** start DOCUMENT SECTION **

The Atterberg limits are the water contents at which a fine-grained soil changes consistency state — the liquid limit (LL, soil flows), the plastic limit (PL, soil can no longer be rolled into a 3 mm thread) and the shrinkage limit (SL, no further volume change on drying). They are determined per IS 2720 Part 5 (LL by Casagrande cup or cone penetrometer, PL by thread-rolling) and Part 6 (SL).

They are the foundation of soil classification (IS 1498), correlating with compressibility, swelling, strength and the suitability of a soil as subgrade or fill. A high liquid limit signals a highly plastic, compressible clay (e.g. black cotton soil, LL often > 50). The plasticity index PI = LL − PL feeds the IS 1498 plasticity chart that names the soil (CL, CH, ML, MH etc.) and predicts behaviour like swell potential and CBR.

Where used
  • Soil classification per IS 1498 (plasticity chart)
  • Subgrade + fill suitability assessment (IRC 37)
  • Identifying expansive / black-cotton soils
  • Foundation design soil characterisation
  • Correlating with CBR, swell + compressibility
Acceptance / threshold
Tested per IS 2720 Part 5 + 6. Subgrade soils for pavements are typically limited (e.g. IRC 37 caps LL/PI for embankment + subgrade fill); highly plastic clays need treatment or replacement.
Frequently asked
What is the difference between liquid limit and plastic limit?
Liquid limit is the moisture content at which soil starts to flow like a liquid; plastic limit is the moisture content at which it stops being mouldable (a 3 mm thread crumbles). The gap between them is the plasticity index.
Why are Atterberg limits important in construction?
They classify fine soils (IS 1498) and predict compressibility, swelling and strength — directly informing whether a soil is acceptable as subgrade/fill, needs stabilisation, or must be replaced.

** end DOCUMENT SECTION **
** start STORED DATA **

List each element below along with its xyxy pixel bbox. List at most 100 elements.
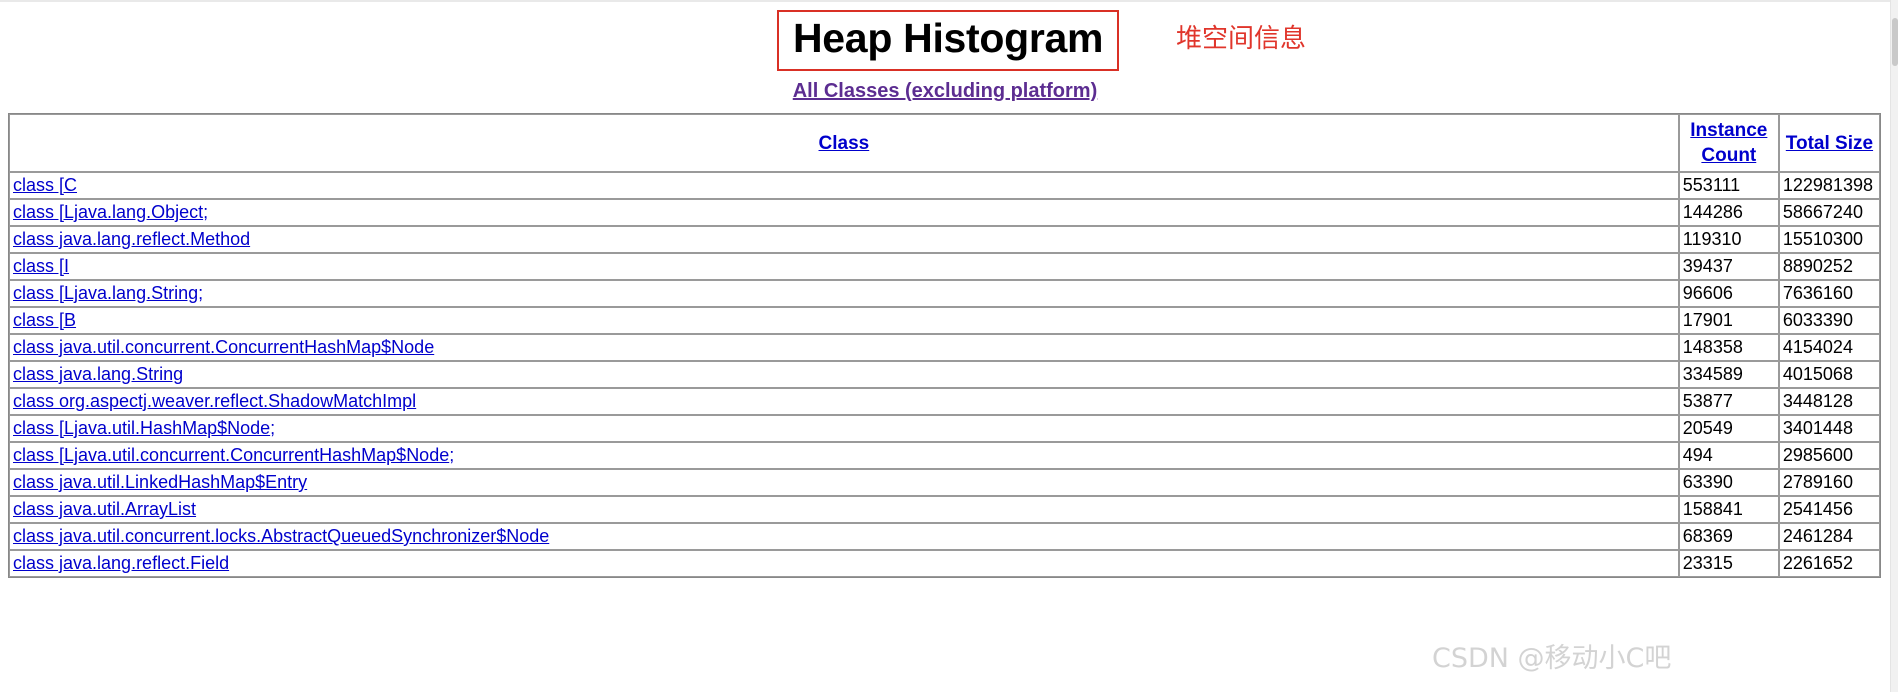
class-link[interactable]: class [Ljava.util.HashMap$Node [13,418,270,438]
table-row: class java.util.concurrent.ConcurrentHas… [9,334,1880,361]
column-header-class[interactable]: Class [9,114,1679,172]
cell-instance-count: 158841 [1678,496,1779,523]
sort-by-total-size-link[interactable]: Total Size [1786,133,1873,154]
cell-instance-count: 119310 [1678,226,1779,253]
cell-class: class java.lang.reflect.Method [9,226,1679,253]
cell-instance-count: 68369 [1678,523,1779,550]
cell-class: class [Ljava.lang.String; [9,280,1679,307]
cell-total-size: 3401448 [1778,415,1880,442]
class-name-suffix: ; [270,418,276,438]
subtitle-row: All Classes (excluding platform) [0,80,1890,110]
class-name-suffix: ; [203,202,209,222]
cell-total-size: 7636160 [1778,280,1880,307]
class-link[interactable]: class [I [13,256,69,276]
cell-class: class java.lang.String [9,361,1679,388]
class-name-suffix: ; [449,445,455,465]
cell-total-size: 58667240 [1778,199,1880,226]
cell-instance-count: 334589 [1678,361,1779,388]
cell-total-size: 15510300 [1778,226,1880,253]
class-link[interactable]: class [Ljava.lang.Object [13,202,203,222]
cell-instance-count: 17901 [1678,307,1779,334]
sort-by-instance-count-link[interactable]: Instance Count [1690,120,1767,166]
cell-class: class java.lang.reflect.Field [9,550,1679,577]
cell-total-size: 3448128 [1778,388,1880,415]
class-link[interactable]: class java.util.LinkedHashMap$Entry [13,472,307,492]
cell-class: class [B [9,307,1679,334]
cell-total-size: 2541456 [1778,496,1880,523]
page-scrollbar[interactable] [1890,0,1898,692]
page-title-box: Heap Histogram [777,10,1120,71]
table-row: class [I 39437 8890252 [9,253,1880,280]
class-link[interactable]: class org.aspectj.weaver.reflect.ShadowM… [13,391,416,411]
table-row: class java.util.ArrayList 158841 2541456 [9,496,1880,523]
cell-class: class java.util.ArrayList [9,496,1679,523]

** end STORED DATA **

- PROBLEMS TO SOLVE:
1/ Summarize the passage on Atterberg limits in two sentences.
2/ Echo the portion of the rows that opens with the line containing "class-link[interactable]: class [Ljava.util.HashMap$Node" and closes with the line containing "cell-total-size: 58667240 [1778,199,1880,226]", both lines included.

- TASK RESULTS:
1/ Atterberg limits are the water contents at which a fine-grained soil changes consistency state (the liquid, plastic and shrinkage limits), and they are determined per IS 2720 Parts 5 and 6. They form the basis of soil classification under IS 1498 through the plasticity index (LL − PL), correlate with compressibility, swelling and strength, and indicate whether a soil is acceptable as subgrade or fill, needs stabilization, or must be replaced.

2/
class-link[interactable]: class [Ljava.util.HashMap$Node [13,418,270,438]
table-row: class java.util.concurrent.ConcurrentHas… [9,334,1880,361]
column-header-class[interactable]: Class [9,114,1679,172]
cell-instance-count: 158841 [1678,496,1779,523]
sort-by-total-size-link[interactable]: Total Size [1786,133,1873,154]
cell-instance-count: 119310 [1678,226,1779,253]
cell-class: class java.lang.reflect.Method [9,226,1679,253]
cell-instance-count: 68369 [1678,523,1779,550]
cell-class: class [Ljava.lang.String; [9,280,1679,307]
cell-total-size: 3401448 [1778,415,1880,442]
class-name-suffix: ; [270,418,276,438]
subtitle-row: All Classes (excluding platform) [0,80,1890,110]
class-name-suffix: ; [203,202,209,222]
cell-total-size: 7636160 [1778,280,1880,307]
class-link[interactable]: class [I [13,256,69,276]
cell-class: class java.lang.String [9,361,1679,388]
class-name-suffix: ; [449,445,455,465]
cell-total-size: 58667240 [1778,199,1880,226]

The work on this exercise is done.